• _YOUR INSTRUCTIONS_: Output only the count of lines that contain "弃去上清液".

********************

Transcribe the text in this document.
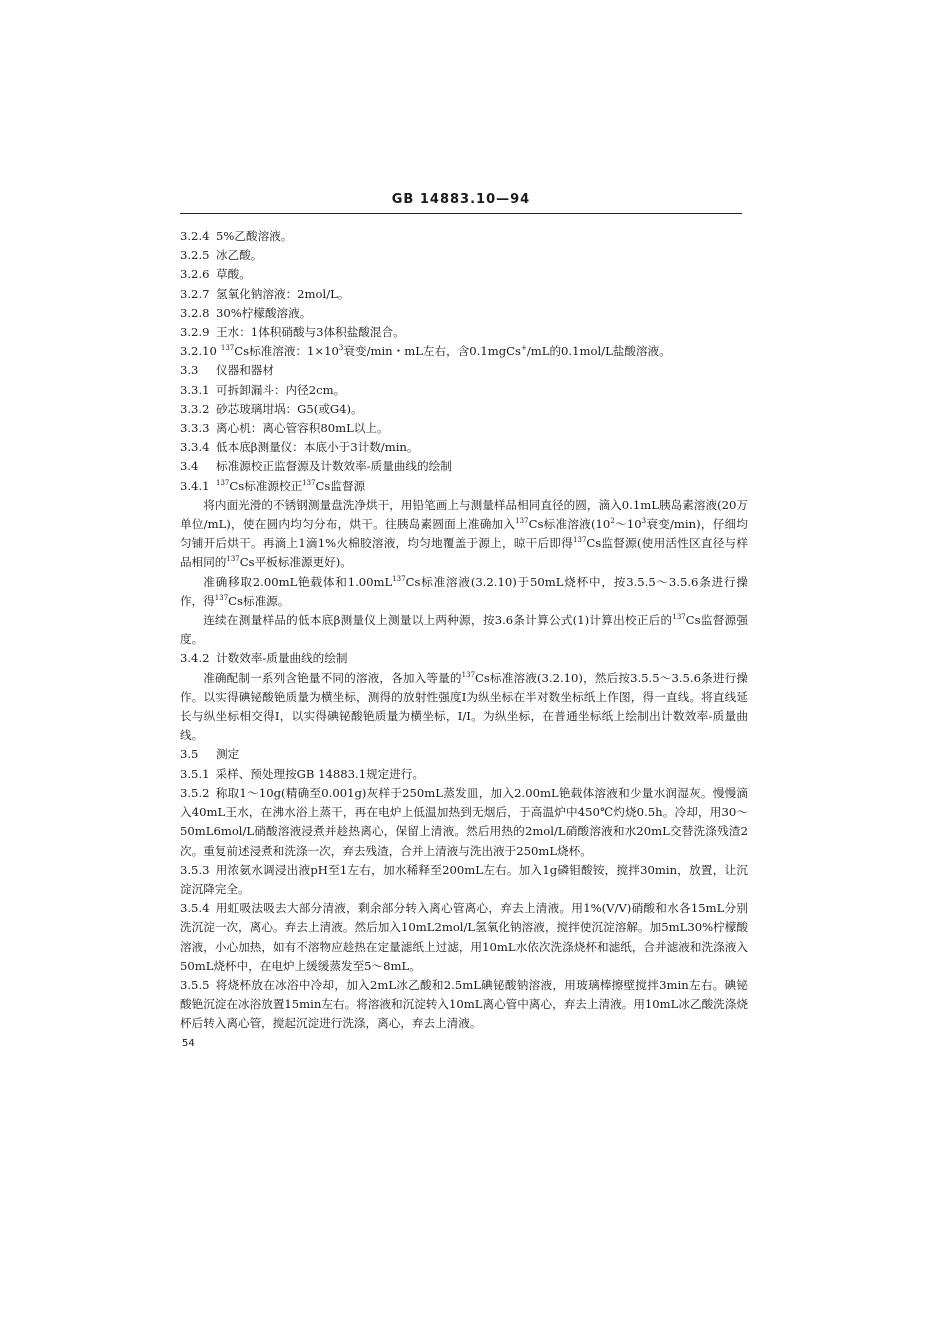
GB 14883.10—94
3.2.4 5%乙酸溶液。
3.2.5 冰乙酸。
3.2.6 草酸。
3.2.7 氢氧化钠溶液：2mol/L。
3.2.8 30%柠檬酸溶液。
3.2.9 王水：1体积硝酸与3体积盐酸混合。
3.2.10 $^{137}$Cs标准溶液：$1\times 10^3$衰变/min・mL左右，含0.1mgCs+/mL的0.1mol/L盐酸溶液。
3.3 仪器和器材
3.3.1 可拆卸漏斗：内径2cm。
3.3.2 砂芯玻璃坩埚：G5(或G4)。
3.3.3 离心机：离心管容积80mL以上。
3.3.4 低本底β测量仪：本底小于3计数/min。
3.4 标准源校正监督源及计数效率-质量曲线的绘制
3.4.1 $^{137}$Cs标准源校正$^{137}$Cs监督源
将内面光滑的不锈钢测量盘洗净烘干，用铅笔画上与测量样品相同直径的圆，滴入0.1mL胰岛素溶液(20万单位/mL)，使在圆内均匀分布，烘干。往胰岛素圆面上准确加入$^{137}$Cs标准溶液($10^2\sim 10^3$衰变/min)，仔细均匀铺开后烘干。再滴上1滴1%火棉胶溶液，均匀地覆盖于源上，晾干后即得$^{137}$Cs监督源(使用活性区直径与样品相同的$^{137}$Cs平板标准源更好)。
准确移取2.00mL铯载体和$1.00mL^{137}Cs$标准溶液(3.2.10)于50mL烧杯中，按3.5.5～3.5.6条进行操作，得$^{137}$Cs标准源。
连续在测量样品的低本底β测量仪上测量以上两种源，按3.6条计算公式(1)计算出校正后的$^{137}$Cs监督源强度。
3.4.2 计数效率-质量曲线的绘制
准确配制一系列含铯量不同的溶液，各加入等量的$^{137}$Cs标准溶液(3.2.10)，然后按3.5.5～3.5.6条进行操作。以实得碘铋酸铯质量为横坐标，测得的放射性强度I为纵坐标在半对数坐标纸上作图，得一直线。将直线延长与纵坐标相交得I，以实得碘铋酸铯质量为横坐标，I/I。为纵坐标，在普通坐标纸上绘制出计数效率-质量曲线。
3.5 测定
3.5.1 采样、预处理按GB 14883.1规定进行。
3.5.2 称取1～10g(精确至0.001g)灰样于250mL蒸发皿，加入2.00mL铯载体溶液和少量水润湿灰。慢慢滴入40mL王水，在沸水浴上蒸干，再在电炉上低温加热到无烟后，于高温炉中450℃灼烧0.5h。冷却，用30～50mL6mol/L硝酸溶液浸煮并趁热离心，保留上清液。然后用热的2mol/L硝酸溶液和水20mL交替洗涤残渣2次。重复前述浸煮和洗涤一次，弃去残渣，合并上清液与洗出液于250mL烧杯。
3.5.3 用浓氨水调浸出液pH至1左右，加水稀释至200mL左右。加入1g磷钼酸铵，搅拌30min，放置，让沉淀沉降完全。
3.5.4 用虹吸法吸去大部分清液，剩余部分转入离心管离心，弃去上清液。用1%(V/V)硝酸和水各15mL分别洗沉淀一次，离心。弃去上清液。然后加入10mL2mol/L氢氧化钠溶液，搅拌使沉淀溶解。加5mL30%柠檬酸溶液，小心加热，如有不溶物应趁热在定量滤纸上过滤，用10mL水依次洗涤烧杯和滤纸，合并滤液和洗涤液入50mL烧杯中，在电炉上缓缓蒸发至5～8mL。
3.5.5 将烧杯放在冰浴中冷却，加入2mL冰乙酸和2.5mL碘铋酸钠溶液，用玻璃棒擦壁搅拌3min左右。碘铋酸铯沉淀在冰浴放置15min左右。将溶液和沉淀转入10mL离心管中离心，弃去上清液。用10mL冰乙酸洗涤烧杯后转入离心管，搅起沉淀进行洗涤，离心，弃去上清液。
54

********************

• _ANSWER IN FULL_: 2